**ASSIGNMENT:** Quote the excerpt below about the legal challenge to the TWRA's entry onto private land in full, word for word.

The plaintiffs, Terry Rainwaters and Hunter Hollingsworth, challenged the law after TWRA employees ignored their "No Trespassing" signs and entered their private Benton County lands on multiple occasions in 2017 and earlier to search for potential wildlife violations and installed cameras on their property without their knowledge. The men argued that the law violates their right to privacy under the United States and Tennessee constitutions.

Attorney Josh Windham, from the Institute of Justice and representing the plaintiffs, said the law gives TWRA a “blank check” to enter private land “whenever they please.”

Tennessee Appeals Court Judge Jeffrey Usman contrasted the power the law gives to TWRA employees to police and sheriff’s deputies, who generally need a warrant to enter private property without the owner’s consent.

“If police can’t enter (private property) to investigate a crime against persons, why can the TWRA enter to investigate with regard … to animals?” Usman asked. “Doesn’t the state have an even stronger interest in protecting persons rather than wildlife?”

Amanda Jordan of the Tennessee Attorney General’s Office replied that the standards are different for TWRA because that agency has a different interest and duty than other law enforcement.

“If people are allowed to hunt on private property, then TWRA … needs to be able to enter private property to check for these licensing compliances and to make sure that they are complying with all of the wildlife regulations,” Jordan said.

Windham said during his statement that the statute effectively gives hunters less protection than bootleggers.

“The state’s position in this case seems to be something like, ‘People have less protection under Section 7 (of the Tennessee Constitution) when they’re exercising their constitutionally protected right to hunt than they do if they’re bootlegging... or they’re manufacturing drugs on their land,'” Windham said. “That can’t be the rule that prevails in Tennessee.”

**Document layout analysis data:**
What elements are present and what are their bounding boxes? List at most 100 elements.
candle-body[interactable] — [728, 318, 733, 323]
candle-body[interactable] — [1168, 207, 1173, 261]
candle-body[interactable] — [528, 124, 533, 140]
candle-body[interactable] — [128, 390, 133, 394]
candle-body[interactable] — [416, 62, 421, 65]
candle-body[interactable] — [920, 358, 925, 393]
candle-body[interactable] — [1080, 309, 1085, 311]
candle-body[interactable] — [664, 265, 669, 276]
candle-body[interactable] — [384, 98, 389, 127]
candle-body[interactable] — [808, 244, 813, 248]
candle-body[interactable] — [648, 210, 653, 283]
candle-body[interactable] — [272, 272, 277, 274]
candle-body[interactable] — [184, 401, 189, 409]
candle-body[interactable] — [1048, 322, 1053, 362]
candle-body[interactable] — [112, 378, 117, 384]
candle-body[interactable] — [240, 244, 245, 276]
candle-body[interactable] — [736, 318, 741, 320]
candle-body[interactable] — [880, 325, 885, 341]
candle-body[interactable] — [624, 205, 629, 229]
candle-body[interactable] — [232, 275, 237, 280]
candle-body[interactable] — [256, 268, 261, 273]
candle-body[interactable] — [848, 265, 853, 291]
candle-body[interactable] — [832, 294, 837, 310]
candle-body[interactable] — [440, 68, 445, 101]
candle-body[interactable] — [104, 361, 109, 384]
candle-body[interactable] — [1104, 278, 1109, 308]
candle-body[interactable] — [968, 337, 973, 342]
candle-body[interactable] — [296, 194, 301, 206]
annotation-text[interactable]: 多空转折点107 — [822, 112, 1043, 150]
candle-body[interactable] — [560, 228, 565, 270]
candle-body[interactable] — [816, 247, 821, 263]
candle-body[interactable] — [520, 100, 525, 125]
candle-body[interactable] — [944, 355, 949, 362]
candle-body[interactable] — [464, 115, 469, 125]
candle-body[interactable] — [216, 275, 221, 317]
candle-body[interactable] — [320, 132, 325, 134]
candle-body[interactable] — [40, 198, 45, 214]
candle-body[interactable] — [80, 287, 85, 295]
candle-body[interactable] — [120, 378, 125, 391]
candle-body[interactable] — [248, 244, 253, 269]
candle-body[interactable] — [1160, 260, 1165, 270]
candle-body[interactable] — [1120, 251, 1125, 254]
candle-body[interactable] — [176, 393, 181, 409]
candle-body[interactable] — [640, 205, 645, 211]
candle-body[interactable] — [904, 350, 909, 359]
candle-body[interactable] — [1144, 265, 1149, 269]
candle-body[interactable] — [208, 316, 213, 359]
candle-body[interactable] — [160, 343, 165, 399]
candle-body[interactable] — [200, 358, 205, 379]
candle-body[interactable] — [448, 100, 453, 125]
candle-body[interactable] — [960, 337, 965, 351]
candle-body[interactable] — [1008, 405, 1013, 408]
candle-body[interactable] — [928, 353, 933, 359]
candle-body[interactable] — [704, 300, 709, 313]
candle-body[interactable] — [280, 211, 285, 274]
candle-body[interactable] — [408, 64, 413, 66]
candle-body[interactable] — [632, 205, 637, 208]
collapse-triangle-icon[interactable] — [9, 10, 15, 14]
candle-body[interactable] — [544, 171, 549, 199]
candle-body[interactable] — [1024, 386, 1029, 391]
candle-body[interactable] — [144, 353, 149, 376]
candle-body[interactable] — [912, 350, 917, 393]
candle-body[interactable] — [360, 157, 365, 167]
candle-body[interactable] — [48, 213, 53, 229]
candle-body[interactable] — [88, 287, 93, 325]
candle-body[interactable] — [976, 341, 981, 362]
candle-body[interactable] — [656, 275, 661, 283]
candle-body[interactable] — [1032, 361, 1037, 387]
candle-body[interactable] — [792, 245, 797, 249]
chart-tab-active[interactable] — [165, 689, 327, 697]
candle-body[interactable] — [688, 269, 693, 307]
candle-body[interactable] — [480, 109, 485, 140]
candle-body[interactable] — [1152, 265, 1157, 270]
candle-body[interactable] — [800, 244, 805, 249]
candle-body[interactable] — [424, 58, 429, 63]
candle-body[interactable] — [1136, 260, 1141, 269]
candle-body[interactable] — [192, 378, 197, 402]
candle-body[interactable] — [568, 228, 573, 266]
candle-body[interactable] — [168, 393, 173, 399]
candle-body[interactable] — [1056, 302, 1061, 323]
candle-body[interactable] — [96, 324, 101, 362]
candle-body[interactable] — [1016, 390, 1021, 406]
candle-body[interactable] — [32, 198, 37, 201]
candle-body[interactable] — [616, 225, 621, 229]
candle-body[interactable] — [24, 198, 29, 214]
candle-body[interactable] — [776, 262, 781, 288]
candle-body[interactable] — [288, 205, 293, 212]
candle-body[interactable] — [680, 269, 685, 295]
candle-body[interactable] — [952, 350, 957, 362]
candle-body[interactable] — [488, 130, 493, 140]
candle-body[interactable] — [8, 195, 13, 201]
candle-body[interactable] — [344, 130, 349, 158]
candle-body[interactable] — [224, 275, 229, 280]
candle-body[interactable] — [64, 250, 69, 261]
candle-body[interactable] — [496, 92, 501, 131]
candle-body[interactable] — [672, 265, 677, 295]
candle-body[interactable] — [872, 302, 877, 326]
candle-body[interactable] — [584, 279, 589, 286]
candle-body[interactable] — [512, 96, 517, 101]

**WRITTEN REPLY:**
The plaintiffs, Terry Rainwaters and Hunter Hollingsworth, challenged the law after TWRA employees ignored their "No Trespassing" signs and entered their private Benton County lands on multiple occasions in 2017 and earlier to search for potential wildlife violations and installed cameras on their property without their knowledge. The men argued that the law violates their right to privacy under the United States and Tennessee constitutions.

Attorney Josh Windham, from the Institute of Justice and representing the plaintiffs, said the law gives TWRA a “blank check” to enter private land “whenever they please.”

Tennessee Appeals Court Judge Jeffrey Usman contrasted the power the law gives to TWRA employees to police and sheriff’s deputies, who generally need a warrant to enter private property without the owner’s consent.

“If police can’t enter (private property) to investigate a crime against persons, why can the TWRA enter to investigate with regard … to animals?” Usman asked. “Doesn’t the state have an even stronger interest in protecting persons rather than wildlife?”

Amanda Jordan of the Tennessee Attorney General’s Office replied that the standards are different for TWRA because that agency has a different interest and duty than other law enforcement.

“If people are allowed to hunt on private property, then TWRA … needs to be able to enter private property to check for these licensing compliances and to make sure that they are complying with all of the wildlife regulations,” Jordan said.

Windham said during his statement that the statute effectively gives hunters less protection than bootleggers.

“The state’s position in this case seems to be something like, ‘People have less protection under Section 7 (of the Tennessee Constitution) when they’re exercising their constitutionally protected right to hunt than they do if they’re bootlegging... or they’re manufacturing drugs on their land,'” Windham said. “That can’t be the rule that prevails in Tennessee.”